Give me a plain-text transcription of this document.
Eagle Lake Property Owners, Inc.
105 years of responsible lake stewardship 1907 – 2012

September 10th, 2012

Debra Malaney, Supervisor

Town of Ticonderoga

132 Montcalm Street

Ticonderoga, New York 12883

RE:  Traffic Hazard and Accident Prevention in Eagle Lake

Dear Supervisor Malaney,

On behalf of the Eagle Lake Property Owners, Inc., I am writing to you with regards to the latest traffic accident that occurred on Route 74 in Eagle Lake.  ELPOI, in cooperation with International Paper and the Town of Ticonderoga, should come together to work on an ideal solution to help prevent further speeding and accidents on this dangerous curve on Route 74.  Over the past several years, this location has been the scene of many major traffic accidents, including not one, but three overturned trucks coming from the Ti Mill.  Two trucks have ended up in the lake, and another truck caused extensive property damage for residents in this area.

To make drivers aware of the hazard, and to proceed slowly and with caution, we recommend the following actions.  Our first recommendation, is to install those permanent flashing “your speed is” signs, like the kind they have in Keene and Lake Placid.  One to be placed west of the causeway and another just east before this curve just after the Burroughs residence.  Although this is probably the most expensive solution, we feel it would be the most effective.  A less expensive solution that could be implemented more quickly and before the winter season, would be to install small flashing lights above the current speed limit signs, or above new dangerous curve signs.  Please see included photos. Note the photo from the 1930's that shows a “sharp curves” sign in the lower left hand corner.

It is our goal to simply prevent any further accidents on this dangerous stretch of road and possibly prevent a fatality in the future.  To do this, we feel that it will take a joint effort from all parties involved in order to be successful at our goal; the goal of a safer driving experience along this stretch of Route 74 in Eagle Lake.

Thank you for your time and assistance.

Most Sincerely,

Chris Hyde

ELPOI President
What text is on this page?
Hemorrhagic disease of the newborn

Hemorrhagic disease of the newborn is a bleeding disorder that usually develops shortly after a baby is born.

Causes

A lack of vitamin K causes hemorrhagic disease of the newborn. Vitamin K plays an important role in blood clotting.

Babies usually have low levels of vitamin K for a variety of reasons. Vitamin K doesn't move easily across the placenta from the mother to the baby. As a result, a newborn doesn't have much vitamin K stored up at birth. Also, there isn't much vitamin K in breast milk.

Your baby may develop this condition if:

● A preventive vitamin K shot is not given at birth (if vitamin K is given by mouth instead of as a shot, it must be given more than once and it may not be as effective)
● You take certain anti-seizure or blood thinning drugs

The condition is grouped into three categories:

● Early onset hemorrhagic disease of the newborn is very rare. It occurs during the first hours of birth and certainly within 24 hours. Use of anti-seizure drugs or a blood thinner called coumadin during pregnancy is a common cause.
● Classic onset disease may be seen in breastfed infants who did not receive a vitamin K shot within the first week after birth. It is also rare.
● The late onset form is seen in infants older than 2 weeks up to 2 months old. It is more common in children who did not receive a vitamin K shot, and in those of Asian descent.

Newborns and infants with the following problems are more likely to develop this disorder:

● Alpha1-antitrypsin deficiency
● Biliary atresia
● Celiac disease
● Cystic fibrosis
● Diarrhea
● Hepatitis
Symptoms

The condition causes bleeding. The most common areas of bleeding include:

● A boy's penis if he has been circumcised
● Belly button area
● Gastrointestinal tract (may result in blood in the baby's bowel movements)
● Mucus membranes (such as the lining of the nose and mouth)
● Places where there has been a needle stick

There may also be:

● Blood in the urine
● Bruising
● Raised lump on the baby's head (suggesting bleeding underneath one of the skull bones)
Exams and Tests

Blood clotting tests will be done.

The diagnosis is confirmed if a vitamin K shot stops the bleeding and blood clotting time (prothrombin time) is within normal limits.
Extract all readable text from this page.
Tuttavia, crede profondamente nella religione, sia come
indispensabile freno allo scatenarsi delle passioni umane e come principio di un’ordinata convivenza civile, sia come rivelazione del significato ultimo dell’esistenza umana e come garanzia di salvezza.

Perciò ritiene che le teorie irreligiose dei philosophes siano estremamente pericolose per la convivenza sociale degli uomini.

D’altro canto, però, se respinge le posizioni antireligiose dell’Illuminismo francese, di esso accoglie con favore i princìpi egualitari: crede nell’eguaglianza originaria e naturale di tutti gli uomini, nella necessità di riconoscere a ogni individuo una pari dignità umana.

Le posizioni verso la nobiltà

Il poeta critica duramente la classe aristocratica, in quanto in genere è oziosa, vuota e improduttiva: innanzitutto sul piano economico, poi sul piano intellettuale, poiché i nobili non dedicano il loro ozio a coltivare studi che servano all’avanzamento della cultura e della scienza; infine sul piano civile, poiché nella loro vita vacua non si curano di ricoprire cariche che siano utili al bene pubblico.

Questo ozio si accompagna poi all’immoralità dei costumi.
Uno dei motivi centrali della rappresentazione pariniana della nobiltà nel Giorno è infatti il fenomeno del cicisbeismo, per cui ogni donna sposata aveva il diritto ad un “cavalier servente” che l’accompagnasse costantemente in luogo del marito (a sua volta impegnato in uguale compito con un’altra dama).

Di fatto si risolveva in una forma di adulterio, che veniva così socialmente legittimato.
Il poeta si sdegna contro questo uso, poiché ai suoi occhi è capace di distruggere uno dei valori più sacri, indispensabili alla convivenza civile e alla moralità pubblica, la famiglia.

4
....
Task objective: Of the lines in the data, how many hold the string "seen"? State the number, nothing else.

Problem solution: 2